## Data excerpts
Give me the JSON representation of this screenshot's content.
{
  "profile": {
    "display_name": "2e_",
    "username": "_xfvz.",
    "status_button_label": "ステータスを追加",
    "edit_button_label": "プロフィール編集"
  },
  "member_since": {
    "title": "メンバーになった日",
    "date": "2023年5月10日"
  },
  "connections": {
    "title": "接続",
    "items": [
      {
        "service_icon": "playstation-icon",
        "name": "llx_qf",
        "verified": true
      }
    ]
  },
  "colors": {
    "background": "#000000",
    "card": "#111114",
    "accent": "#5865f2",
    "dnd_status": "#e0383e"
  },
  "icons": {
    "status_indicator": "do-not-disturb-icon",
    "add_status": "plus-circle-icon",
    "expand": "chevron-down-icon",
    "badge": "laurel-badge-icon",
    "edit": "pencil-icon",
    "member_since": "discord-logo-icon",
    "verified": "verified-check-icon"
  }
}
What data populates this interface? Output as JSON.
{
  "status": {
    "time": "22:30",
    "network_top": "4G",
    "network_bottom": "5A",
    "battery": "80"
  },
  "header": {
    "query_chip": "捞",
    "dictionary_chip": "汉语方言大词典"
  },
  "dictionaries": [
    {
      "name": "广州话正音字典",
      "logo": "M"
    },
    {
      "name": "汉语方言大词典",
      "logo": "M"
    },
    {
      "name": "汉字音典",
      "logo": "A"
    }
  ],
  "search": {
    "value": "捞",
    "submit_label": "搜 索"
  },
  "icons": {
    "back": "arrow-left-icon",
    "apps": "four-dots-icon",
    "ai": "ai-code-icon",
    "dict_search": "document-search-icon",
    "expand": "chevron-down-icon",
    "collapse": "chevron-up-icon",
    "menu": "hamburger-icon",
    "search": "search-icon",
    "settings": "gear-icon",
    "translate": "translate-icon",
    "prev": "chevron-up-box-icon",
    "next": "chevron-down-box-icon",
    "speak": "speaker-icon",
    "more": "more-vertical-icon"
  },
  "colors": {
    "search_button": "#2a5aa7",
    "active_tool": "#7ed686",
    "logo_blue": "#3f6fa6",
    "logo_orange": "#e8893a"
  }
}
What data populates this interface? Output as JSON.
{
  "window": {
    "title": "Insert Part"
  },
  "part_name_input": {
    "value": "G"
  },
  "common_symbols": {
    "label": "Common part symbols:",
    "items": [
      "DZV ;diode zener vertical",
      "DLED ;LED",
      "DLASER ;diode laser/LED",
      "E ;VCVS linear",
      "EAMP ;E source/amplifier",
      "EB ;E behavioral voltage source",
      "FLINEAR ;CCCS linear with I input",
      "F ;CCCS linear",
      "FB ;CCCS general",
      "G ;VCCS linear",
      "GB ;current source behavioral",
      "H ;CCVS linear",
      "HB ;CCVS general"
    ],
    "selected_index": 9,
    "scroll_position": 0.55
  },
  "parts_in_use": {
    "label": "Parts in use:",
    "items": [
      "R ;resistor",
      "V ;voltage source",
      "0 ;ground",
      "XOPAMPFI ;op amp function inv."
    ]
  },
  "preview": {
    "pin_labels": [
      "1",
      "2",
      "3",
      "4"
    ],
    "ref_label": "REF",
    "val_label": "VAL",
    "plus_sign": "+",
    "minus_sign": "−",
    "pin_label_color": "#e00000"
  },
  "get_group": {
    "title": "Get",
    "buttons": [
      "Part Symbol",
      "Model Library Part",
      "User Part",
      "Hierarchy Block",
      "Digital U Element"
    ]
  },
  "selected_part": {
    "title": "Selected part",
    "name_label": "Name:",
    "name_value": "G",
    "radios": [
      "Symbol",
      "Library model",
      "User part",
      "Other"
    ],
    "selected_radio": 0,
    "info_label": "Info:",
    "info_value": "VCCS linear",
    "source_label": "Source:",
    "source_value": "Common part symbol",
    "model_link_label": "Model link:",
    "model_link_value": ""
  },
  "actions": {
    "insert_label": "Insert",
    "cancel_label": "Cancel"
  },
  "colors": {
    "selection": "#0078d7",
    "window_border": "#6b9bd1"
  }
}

## WORK INSTRUCTIONS
Write out the full set of records exactly as given.

## ANSWER TO THE PROBLEM
Give me the JSON representation of this screenshot's content.
{
  "profile": {
    "display_name": "2e_",
    "username": "_xfvz.",
    "status_button_label": "ステータスを追加",
    "edit_button_label": "プロフィール編集"
  },
  "member_since": {
    "title": "メンバーになった日",
    "date": "2023年5月10日"
  },
  "connections": {
    "title": "接続",
    "items": [
      {
        "service_icon": "playstation-icon",
        "name": "llx_qf",
        "verified": true
      }
    ]
  },
  "colors": {
    "background": "#000000",
    "card": "#111114",
    "accent": "#5865f2",
    "dnd_status": "#e0383e"
  },
  "icons": {
    "status_indicator": "do-not-disturb-icon",
    "add_status": "plus-circle-icon",
    "expand": "chevron-down-icon",
    "badge": "laurel-badge-icon",
    "edit": "pencil-icon",
    "member_since": "discord-logo-icon",
    "verified": "verified-check-icon"
  }
}
What data populates this interface? Output as JSON.
{
  "status": {
    "time": "22:30",
    "network_top": "4G",
    "network_bottom": "5A",
    "battery": "80"
  },
  "header": {
    "query_chip": "捞",
    "dictionary_chip": "汉语方言大词典"
  },
  "dictionaries": [
    {
      "name": "广州话正音字典",
      "logo": "M"
    },
    {
      "name": "汉语方言大词典",
      "logo": "M"
    },
    {
      "name": "汉字音典",
      "logo": "A"
    }
  ],
  "search": {
    "value": "捞",
    "submit_label": "搜 索"
  },
  "icons": {
    "back": "arrow-left-icon",
    "apps": "four-dots-icon",
    "ai": "ai-code-icon",
    "dict_search": "document-search-icon",
    "expand": "chevron-down-icon",
    "collapse": "chevron-up-icon",
    "menu": "hamburger-icon",
    "search": "search-icon",
    "settings": "gear-icon",
    "translate": "translate-icon",
    "prev": "chevron-up-box-icon",
    "next": "chevron-down-box-icon",
    "speak": "speaker-icon",
    "more": "more-vertical-icon"
  },
  "colors": {
    "search_button": "#2a5aa7",
    "active_tool": "#7ed686",
    "logo_blue": "#3f6fa6",
    "logo_orange": "#e8893a"
  }
}
What data populates this interface? Output as JSON.
{
  "window": {
    "title": "Insert Part"
  },
  "part_name_input": {
    "value": "G"
  },
  "common_symbols": {
    "label": "Common part symbols:",
    "items": [
      "DZV ;diode zener vertical",
      "DLED ;LED",
      "DLASER ;diode laser/LED",
      "E ;VCVS linear",
      "EAMP ;E source/amplifier",
      "EB ;E behavioral voltage source",
      "FLINEAR ;CCCS linear with I input",
      "F ;CCCS linear",
      "FB ;CCCS general",
      "G ;VCCS linear",
      "GB ;current source behavioral",
      "H ;CCVS linear",
      "HB ;CCVS general"
    ],
    "selected_index": 9,
    "scroll_position": 0.55
  },
  "parts_in_use": {
    "label": "Parts in use:",
    "items": [
      "R ;resistor",
      "V ;voltage source",
      "0 ;ground",
      "XOPAMPFI ;op amp function inv."
    ]
  },
  "preview": {
    "pin_labels": [
      "1",
      "2",
      "3",
      "4"
    ],
    "ref_label": "REF",
    "val_label": "VAL",
    "plus_sign": "+",
    "minus_sign": "−",
    "pin_label_color": "#e00000"
  },
  "get_group": {
    "title": "Get",
    "buttons": [
      "Part Symbol",
      "Model Library Part",
      "User Part",
      "Hierarchy Block",
      "Digital U Element"
    ]
  },
  "selected_part": {
    "title": "Selected part",
    "name_label": "Name:",
    "name_value": "G",
    "radios": [
      "Symbol",
      "Library model",
      "User part",
      "Other"
    ],
    "selected_radio": 0,
    "info_label": "Info:",
    "info_value": "VCCS linear",
    "source_label": "Source:",
    "source_value": "Common part symbol",
    "model_link_label": "Model link:",
    "model_link_value": ""
  },
  "actions": {
    "insert_label": "Insert",
    "cancel_label": "Cancel"
  },
  "colors": {
    "selection": "#0078d7",
    "window_border": "#6b9bd1"
  }
}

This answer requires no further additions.